The reply should consist of the entire listing, word for word.

Segment Start: SUPPLIED DATA

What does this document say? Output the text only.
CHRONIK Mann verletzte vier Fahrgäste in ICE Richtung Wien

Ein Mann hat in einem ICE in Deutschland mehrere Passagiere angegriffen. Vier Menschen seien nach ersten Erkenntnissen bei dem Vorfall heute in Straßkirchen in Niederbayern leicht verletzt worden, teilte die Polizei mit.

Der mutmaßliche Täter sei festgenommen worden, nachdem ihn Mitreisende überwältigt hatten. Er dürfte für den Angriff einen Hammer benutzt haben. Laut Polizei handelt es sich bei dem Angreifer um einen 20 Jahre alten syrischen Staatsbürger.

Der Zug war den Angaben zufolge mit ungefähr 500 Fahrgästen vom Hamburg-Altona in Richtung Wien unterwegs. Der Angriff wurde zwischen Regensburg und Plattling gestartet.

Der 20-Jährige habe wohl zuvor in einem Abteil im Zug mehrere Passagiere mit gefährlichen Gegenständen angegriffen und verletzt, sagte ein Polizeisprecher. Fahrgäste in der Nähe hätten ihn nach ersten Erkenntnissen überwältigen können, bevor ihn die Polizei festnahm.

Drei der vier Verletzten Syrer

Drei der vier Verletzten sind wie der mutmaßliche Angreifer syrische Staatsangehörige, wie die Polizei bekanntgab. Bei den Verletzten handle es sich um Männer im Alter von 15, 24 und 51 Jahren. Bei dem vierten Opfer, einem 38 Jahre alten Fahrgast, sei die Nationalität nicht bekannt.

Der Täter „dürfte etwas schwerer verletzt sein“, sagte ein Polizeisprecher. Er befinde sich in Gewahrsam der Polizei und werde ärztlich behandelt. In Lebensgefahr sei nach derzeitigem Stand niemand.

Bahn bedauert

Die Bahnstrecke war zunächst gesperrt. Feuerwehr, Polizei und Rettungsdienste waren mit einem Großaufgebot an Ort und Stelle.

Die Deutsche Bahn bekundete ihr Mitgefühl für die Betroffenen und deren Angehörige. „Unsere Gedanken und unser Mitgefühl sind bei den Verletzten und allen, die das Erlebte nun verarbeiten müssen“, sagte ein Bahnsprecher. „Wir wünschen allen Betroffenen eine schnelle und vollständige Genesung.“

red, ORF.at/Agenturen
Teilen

Segment End: SUPPLIED DATA

RESPONSE:
What does this document say? Output the text only.
CHRONIK Mann verletzte vier Fahrgäste in ICE Richtung Wien

Ein Mann hat in einem ICE in Deutschland mehrere Passagiere angegriffen. Vier Menschen seien nach ersten Erkenntnissen bei dem Vorfall heute in Straßkirchen in Niederbayern leicht verletzt worden, teilte die Polizei mit.

Der mutmaßliche Täter sei festgenommen worden, nachdem ihn Mitreisende überwältigt hatten. Er dürfte für den Angriff einen Hammer benutzt haben. Laut Polizei handelt es sich bei dem Angreifer um einen 20 Jahre alten syrischen Staatsbürger.

Der Zug war den Angaben zufolge mit ungefähr 500 Fahrgästen vom Hamburg-Altona in Richtung Wien unterwegs. Der Angriff wurde zwischen Regensburg und Plattling gestartet.

Der 20-Jährige habe wohl zuvor in einem Abteil im Zug mehrere Passagiere mit gefährlichen Gegenständen angegriffen und verletzt, sagte ein Polizeisprecher. Fahrgäste in der Nähe hätten ihn nach ersten Erkenntnissen überwältigen können, bevor ihn die Polizei festnahm.

Drei der vier Verletzten Syrer

Drei der vier Verletzten sind wie der mutmaßliche Angreifer syrische Staatsangehörige, wie die Polizei bekanntgab. Bei den Verletzten handle es sich um Männer im Alter von 15, 24 und 51 Jahren. Bei dem vierten Opfer, einem 38 Jahre alten Fahrgast, sei die Nationalität nicht bekannt.

Der Täter „dürfte etwas schwerer verletzt sein“, sagte ein Polizeisprecher. Er befinde sich in Gewahrsam der Polizei und werde ärztlich behandelt. In Lebensgefahr sei nach derzeitigem Stand niemand.

Bahn bedauert

Die Bahnstrecke war zunächst gesperrt. Feuerwehr, Polizei und Rettungsdienste waren mit einem Großaufgebot an Ort und Stelle.

Die Deutsche Bahn bekundete ihr Mitgefühl für die Betroffenen und deren Angehörige. „Unsere Gedanken und unser Mitgefühl sind bei den Verletzten und allen, die das Erlebte nun verarbeiten müssen“, sagte ein Bahnsprecher. „Wir wünschen allen Betroffenen eine schnelle und vollständige Genesung.“

red, ORF.at/Agenturen
Teilen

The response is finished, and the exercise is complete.